Brano >>
· · ·
È tuttavia un governo a trazione settentrionale, almeno a giudicare dalla composizione.
«Questo deve caricare di responsabilità le classi dirigenti meridionali, anche per un lavoro puntuale in Parlamento sui temi centrali per la ripartenza del Mezzogiorno. La presenza marcata di rappresentanti del Nord non vuol dire che non si possano mettere in campo politiche per l'interesse nazionale e perciò per recuperare il divario territoriale ulteriormente allargatosi. Dobbiamo fare sistema, lavorando su progetti credibili, con risposte chiare non alle clientele, ma al Paese e ai territori».
Cosa pensa della nomina di Mara Carfagna a ministro per il Sud?
«A lei faccio i miei migliori auguri, dovrà tradurre le esigenze del Sud in azioni di governo».
Anche il Recovery plan dovrà contribuire ad accorciare il divario Nord-Sud. Ma la ripartizione delle risorse?
«Quel piano è da riscrivere: è inadeguato, non all'altezza delle sfide, e ora tutti riconoscono quanto dicevo nelle riunioni del Consiglio dei ministri. Lo dicono la Commissione europea, i commissari Gentiloni e Dombrovskis, gli uffici studi di Camera e Senato, Bankitalia. Quel Recovery è un documento senza capacità di incidere sulla ripresa, non era nemmeno previsto che quei miliardi fossero gestiti da ministeri e Pubblica amministrazione, ma da sei esperti e trecento esperti amici di chi li avrebbe nominati».
· · ·
Compito assegnato 1 >> Ricopia fedelmente il passo dell'intervista sul Mezzogiorno cominciando da "È tuttavia un" e proseguendo fino a "ripartizione delle risorse?".
Compito assegnato 2 >> Prosegui l'intervista sul Mezzogiorno a partire dall'ultima frase riportata.
L'elenco che segue non ha alcun legame con l'intervista sul Mezzogiorno.

Elenco >>
· · ·
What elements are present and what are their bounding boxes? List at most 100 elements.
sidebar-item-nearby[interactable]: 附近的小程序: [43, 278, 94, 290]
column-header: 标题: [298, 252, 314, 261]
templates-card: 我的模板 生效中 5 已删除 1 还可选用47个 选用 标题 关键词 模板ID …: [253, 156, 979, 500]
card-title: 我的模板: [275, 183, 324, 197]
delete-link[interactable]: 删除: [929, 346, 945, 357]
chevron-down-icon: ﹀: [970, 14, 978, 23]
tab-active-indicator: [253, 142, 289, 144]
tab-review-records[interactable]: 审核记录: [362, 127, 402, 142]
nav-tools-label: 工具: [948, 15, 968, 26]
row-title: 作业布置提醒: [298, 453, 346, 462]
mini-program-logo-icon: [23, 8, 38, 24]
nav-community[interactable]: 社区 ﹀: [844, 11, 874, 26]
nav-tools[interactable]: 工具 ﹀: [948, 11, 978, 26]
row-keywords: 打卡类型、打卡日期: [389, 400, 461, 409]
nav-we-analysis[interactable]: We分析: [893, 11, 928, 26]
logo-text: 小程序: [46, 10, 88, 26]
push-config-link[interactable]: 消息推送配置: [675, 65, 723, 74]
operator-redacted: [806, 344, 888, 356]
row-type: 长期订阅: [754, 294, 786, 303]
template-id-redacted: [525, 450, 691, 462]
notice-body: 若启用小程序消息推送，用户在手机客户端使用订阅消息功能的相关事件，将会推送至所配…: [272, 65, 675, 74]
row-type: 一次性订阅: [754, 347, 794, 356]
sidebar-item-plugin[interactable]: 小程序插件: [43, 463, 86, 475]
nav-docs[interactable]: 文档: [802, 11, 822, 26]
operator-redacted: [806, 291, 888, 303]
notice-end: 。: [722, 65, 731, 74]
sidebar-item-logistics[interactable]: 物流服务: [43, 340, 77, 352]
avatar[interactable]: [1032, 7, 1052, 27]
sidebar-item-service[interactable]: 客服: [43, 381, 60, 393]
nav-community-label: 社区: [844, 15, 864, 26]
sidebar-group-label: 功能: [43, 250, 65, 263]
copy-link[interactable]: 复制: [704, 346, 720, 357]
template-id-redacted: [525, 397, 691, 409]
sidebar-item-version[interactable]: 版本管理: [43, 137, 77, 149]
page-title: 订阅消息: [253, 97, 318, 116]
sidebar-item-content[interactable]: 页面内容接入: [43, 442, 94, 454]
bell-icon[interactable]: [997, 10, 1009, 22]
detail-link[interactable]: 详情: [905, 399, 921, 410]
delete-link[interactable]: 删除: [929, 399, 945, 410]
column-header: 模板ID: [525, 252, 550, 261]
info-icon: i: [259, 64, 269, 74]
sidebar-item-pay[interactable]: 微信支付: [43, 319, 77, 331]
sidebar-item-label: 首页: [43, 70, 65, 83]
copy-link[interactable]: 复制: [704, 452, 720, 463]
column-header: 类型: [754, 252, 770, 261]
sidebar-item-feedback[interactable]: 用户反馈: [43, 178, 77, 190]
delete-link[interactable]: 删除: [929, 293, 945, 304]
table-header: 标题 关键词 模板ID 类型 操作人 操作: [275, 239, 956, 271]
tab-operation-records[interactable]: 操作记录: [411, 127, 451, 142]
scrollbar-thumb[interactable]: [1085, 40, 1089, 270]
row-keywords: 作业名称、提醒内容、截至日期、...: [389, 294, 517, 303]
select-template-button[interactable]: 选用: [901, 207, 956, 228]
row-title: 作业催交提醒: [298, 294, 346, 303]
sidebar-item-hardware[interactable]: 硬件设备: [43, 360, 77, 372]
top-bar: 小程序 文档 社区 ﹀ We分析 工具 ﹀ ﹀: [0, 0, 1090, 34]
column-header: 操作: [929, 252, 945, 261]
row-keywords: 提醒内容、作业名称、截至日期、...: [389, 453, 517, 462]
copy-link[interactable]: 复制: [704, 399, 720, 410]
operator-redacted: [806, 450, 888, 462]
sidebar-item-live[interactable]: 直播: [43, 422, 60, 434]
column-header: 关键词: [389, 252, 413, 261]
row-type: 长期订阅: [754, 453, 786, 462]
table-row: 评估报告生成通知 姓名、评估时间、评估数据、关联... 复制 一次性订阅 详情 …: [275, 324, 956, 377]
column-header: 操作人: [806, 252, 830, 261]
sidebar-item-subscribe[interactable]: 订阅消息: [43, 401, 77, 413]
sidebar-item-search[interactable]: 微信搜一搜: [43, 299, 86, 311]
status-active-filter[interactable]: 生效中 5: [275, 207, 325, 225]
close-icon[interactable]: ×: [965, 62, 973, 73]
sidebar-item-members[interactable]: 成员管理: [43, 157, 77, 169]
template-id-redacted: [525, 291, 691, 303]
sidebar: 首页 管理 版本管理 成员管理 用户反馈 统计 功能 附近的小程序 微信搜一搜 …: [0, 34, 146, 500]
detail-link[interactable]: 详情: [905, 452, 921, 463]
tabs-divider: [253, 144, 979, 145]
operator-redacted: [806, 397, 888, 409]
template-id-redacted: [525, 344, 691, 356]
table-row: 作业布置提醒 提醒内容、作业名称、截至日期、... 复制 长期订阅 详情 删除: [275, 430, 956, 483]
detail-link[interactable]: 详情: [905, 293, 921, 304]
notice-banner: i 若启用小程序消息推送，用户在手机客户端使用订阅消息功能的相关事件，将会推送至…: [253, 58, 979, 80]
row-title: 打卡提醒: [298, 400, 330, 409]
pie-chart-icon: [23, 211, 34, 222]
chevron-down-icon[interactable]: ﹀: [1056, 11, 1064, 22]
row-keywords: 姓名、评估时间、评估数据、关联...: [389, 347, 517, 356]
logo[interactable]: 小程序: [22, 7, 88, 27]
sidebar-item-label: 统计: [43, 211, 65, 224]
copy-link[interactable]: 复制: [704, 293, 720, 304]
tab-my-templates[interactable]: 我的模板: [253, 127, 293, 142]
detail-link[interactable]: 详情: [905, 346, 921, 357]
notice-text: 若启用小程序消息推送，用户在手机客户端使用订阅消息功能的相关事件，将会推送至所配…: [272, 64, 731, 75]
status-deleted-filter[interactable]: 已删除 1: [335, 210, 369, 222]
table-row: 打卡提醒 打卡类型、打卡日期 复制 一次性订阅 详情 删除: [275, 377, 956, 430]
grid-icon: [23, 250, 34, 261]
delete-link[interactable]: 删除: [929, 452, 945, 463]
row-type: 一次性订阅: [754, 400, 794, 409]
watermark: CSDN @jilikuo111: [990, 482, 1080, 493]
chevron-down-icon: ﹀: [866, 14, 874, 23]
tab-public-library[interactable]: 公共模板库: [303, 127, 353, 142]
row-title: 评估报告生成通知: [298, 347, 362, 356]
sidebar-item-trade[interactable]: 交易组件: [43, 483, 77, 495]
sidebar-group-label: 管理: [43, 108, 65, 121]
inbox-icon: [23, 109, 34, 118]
· · ·
Risposta finale 1 >>
È tuttavia un governo a trazione settentrionale, almeno a giudicare dalla composizione.
«Questo deve caricare di responsabilità le classi dirigenti meridionali, anche per un lavoro puntuale in Parlamento sui temi centrali per la ripartenza del Mezzogiorno. La presenza marcata di rappresentanti del Nord non vuol dire che non si possano mettere in campo politiche per l'interesse nazionale e perciò per recuperare il divario territoriale ulteriormente allargatosi. Dobbiamo fare sistema, lavorando su progetti credibili, con risposte chiare non alle clientele, ma al Paese e ai territori».
Cosa pensa della nomina di Mara Carfagna a ministro per il Sud?
«A lei faccio i miei migliori auguri, dovrà tradurre le esigenze del Sud in azioni di governo».
Anche il Recovery plan dovrà contribuire ad accorciare il divario Nord-Sud. Ma la ripartizione delle risorse?

Risposta finale 2 >>
Draghi ha usato il bilancino per misurare i rapporti di forza tra partiti. Ma alla fine saranno i tecnici a gestire i ministeri centrali per il Recovery. Mossa che condivide?
«Siamo arrivati a questo per gli errori fatti. Ora il problema non è se ci saranno tecnici o politici, ma spendere e farlo bene, individuando i progetti, rendendo trasparente il tutto, impegnando le risorse. Che diversamente rischiano di non arrivare proprio».
Nessun imbarazzo a stare in maggioranza con pezzi di centrodestra?
«Ci soddisfa l'aver portato sull'Europeismo forze diverse, dai cinque stelle alla Lega. Spero siano conversioni genuine e disinteressate. Noi abbiamo risposto all'appello saggio del presidente Mattarella, per un governo che colmi il divario e costruisca politiche di speranza per gli italiani, senza pensare solo a bonus e assistenzialismo».
Che durata deve avere questo governo?
«Un governo di Legislatura. La sfida è enorme, non si affronta e risolve in pochi mesi, c'è bisogno di tempo per incardinare segnali importanti su investimenti, infrastrutture già programmate, scuola. Aggiungo un altro tema: il lavoro, da affrontare non solo con proroghe mese dopo mese della cassa integrazione, ma con politiche attive e magari avviando finalmente una strategia compiuta per l'incrocio tra domanda e offerta».
E in che direzione ritiene necessario un cambio di passo sulla gestione della pandemia?
«Innanzitutto occorre un piano vaccinale che rapidamente metta il maggior numero di persone in sicurezza, anche per far ripartire l'economia. E occorre acquistare licenze per produrre vaccini su larga scala».
Lascia il ministero dell'Agricoltura a Stefano Patuanelli, un cinque stelle. Mani buone? E su cosa ritiene che debba ora lavorare?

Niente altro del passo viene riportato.